What to work on: Locate each line holding the string "axis" and copy it.

---------------

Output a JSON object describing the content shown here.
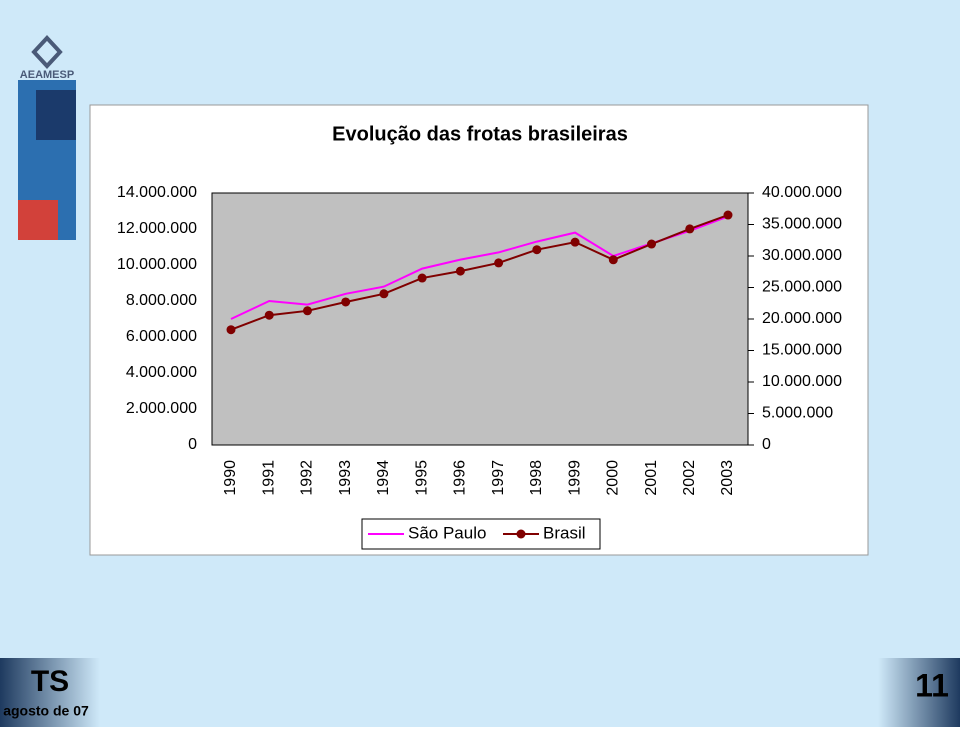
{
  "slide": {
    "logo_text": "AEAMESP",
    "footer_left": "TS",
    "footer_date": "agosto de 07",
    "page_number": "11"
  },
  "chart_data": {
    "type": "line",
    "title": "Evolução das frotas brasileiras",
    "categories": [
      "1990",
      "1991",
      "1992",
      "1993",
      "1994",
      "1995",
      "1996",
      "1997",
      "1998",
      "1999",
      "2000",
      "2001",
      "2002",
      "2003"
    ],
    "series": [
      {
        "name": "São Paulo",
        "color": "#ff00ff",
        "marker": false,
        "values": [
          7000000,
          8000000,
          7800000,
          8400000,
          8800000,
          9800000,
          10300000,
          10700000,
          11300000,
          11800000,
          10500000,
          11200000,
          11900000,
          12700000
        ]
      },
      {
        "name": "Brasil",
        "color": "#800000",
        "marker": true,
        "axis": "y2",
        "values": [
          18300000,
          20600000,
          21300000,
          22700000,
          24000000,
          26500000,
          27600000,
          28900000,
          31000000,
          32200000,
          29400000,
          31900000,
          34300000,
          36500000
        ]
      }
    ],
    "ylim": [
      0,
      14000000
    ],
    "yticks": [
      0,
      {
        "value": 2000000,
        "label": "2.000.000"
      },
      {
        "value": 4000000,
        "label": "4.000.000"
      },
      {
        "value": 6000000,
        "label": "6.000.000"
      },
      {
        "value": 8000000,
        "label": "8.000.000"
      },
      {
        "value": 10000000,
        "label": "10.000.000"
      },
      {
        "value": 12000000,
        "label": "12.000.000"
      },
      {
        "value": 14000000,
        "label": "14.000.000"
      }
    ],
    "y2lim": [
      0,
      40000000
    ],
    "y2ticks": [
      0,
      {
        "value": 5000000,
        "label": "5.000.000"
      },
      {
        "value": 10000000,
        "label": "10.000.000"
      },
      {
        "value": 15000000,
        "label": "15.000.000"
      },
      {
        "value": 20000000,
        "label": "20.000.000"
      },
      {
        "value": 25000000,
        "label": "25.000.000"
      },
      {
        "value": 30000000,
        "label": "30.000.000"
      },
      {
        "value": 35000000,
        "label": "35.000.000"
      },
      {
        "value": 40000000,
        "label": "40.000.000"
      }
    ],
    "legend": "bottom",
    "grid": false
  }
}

---------------

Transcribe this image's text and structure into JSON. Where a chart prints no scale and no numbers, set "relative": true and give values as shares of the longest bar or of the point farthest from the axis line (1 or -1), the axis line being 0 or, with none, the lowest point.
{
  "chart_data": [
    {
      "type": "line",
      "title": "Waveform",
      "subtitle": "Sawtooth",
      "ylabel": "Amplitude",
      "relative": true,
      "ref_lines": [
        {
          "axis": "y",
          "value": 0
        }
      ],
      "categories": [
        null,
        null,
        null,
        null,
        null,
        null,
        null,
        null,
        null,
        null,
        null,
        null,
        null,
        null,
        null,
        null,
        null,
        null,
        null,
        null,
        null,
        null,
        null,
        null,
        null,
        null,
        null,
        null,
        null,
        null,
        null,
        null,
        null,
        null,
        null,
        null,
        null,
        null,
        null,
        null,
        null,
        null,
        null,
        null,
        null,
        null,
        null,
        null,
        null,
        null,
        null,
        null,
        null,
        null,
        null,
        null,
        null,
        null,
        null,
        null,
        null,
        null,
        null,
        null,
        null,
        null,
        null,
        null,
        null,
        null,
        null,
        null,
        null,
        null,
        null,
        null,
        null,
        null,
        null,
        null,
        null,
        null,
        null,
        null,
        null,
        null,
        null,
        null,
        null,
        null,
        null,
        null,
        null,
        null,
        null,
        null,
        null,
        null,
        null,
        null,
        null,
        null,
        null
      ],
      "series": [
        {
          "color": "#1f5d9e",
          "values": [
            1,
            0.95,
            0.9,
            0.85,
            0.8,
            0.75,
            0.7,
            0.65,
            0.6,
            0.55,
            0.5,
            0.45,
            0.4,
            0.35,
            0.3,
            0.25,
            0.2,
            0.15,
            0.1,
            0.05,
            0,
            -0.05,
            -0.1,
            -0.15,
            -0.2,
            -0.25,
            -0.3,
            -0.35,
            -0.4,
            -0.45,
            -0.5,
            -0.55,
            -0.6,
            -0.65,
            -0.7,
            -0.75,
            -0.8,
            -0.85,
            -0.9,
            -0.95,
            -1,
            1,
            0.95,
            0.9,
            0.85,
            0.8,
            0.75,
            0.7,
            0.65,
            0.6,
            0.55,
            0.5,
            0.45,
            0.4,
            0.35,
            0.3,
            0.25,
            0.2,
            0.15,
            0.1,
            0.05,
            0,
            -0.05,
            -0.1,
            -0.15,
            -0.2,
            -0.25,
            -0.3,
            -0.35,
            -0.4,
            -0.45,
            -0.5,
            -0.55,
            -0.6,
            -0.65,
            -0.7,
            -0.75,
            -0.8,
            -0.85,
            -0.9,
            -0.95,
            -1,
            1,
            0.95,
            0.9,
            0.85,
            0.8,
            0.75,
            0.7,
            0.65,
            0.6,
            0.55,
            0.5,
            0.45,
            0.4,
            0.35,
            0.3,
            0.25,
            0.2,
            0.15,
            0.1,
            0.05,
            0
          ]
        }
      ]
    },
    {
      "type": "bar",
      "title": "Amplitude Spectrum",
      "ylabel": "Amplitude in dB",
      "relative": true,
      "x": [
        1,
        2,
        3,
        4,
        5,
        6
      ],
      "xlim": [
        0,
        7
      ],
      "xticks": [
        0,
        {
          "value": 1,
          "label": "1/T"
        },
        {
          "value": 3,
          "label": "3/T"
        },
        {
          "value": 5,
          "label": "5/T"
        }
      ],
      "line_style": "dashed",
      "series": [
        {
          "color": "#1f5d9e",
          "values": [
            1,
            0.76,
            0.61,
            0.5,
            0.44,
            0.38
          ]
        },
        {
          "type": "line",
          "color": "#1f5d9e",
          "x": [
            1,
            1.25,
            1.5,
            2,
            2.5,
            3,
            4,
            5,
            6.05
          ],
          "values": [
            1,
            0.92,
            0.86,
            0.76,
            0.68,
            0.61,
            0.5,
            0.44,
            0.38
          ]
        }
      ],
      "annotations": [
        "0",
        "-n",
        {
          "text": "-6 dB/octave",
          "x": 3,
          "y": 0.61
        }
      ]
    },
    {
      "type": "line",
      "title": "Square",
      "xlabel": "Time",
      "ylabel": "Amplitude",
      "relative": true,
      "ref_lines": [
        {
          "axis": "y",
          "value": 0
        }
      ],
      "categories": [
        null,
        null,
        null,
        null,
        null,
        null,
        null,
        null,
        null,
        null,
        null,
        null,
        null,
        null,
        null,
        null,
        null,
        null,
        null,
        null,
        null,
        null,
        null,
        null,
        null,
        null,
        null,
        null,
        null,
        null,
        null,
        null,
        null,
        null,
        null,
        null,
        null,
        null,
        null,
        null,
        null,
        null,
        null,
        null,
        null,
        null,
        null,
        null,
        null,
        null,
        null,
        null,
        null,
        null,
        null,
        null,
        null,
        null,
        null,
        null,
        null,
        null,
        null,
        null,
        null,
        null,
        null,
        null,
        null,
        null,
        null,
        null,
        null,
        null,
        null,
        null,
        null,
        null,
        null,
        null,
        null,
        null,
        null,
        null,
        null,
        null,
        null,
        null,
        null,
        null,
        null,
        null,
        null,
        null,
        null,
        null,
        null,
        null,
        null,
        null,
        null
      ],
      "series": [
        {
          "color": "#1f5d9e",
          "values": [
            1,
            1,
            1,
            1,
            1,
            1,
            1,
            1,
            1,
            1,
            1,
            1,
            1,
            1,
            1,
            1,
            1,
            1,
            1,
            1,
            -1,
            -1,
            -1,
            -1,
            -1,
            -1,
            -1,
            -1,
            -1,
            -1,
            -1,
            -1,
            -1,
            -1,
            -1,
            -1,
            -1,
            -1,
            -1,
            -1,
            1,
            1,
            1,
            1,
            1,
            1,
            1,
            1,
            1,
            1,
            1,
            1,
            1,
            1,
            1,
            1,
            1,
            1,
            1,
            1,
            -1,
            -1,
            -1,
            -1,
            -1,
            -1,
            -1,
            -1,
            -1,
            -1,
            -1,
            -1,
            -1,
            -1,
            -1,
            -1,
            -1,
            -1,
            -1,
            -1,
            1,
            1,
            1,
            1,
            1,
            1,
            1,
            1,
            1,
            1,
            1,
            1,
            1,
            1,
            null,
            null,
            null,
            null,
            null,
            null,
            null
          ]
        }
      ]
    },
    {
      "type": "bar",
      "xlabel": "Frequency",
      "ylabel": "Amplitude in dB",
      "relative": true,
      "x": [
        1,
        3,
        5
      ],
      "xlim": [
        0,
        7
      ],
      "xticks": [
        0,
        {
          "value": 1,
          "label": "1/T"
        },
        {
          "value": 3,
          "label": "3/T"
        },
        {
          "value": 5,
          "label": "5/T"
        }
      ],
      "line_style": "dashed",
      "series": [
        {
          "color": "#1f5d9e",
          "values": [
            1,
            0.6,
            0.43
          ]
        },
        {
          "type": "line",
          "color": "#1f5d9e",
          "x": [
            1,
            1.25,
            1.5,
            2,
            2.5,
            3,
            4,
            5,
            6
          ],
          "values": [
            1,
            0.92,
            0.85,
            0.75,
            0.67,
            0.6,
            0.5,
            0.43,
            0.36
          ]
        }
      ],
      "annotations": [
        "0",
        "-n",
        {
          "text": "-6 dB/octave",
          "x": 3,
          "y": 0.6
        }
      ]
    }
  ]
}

---------------

Task output:
        "axis": "y2",
Transcribe this image's text and structure into JSON. Where a chart prints no scale and no numbers, set "relative": true and give values as shares of the longest bar or of the point farthest from the axis line (1 or -1), the axis line being 0 or, with none, the lowest point.
          "axis": "y",
          "axis": "y",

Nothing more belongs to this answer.